Quand je regarde l'écran, l'écran me regarde.
Malgré un succès populaire tout à fait correct qui a entraîné rapidement la mise en chantier d'un second épisode, cette adaptation un peu opportuniste de la série engendrée par les cerveaux féconds de la paire Lee-Kirby n'avait pas laissé de souvenirs impérissables chez les amateurs de comics (qui n'y retrouvaient que trop peu épisodiquement ce qui avait fait le succès de la franchise Marvel sur le papier) ni chez les cinéphiles, qui l'etimaient bancal, gérant mal ses phases d'action et son humour. Pourtant, avec le recul, cette énième production Avi Arad qui avait vu nombre de réalisateurs jeter l'éponge, ne s'en sort pas si mal que ça et son aura, depuis la sortie du désastreux reboot de cet été, a été partiellement redorée.

[EXERCICES]:
(A) Dans la critique de film, qu'est-ce qui a en partie redoré l'image de l'adaptation ?
(B) Écrivez la suite de la critique de film à partir de sa dernière phrase.

[DONNÉES FOURNIES]:

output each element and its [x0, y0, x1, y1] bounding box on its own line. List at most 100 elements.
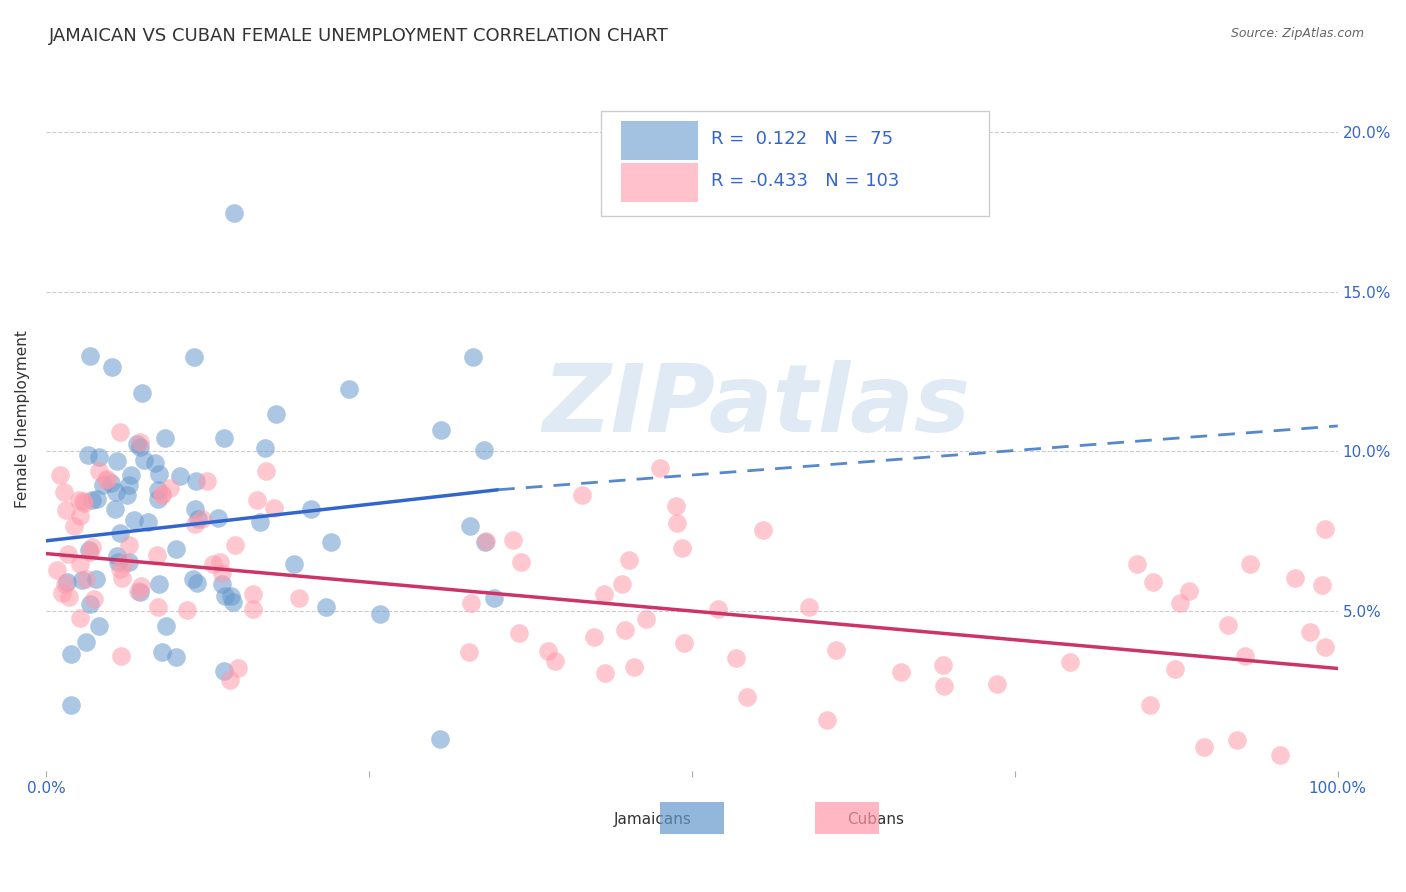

[RÉPONSES]:
(A) La sortie du désastreux reboot de cet été.

(B)
Soyons pourtant francs : le film n'est pas une réussite. C'est en l'occurrence une œuvre mal filmée (le seul fait d'armes de Tim Story était auparavant d'avoir réussi à transposer Taxi aux Etats-Unis...), mal montée, avec des enchaînements de séquences sans queue ni tête, certains effets spéciaux ratés et des incongruités dans l'histoire qui nuisent à la compréhension et à la logique de la continuité. Le casting issu de séries TV à succès est loin d'être à la hauteur, la musique est transparente : autant d'éléments à charge qui pourraient être rédhibitoires.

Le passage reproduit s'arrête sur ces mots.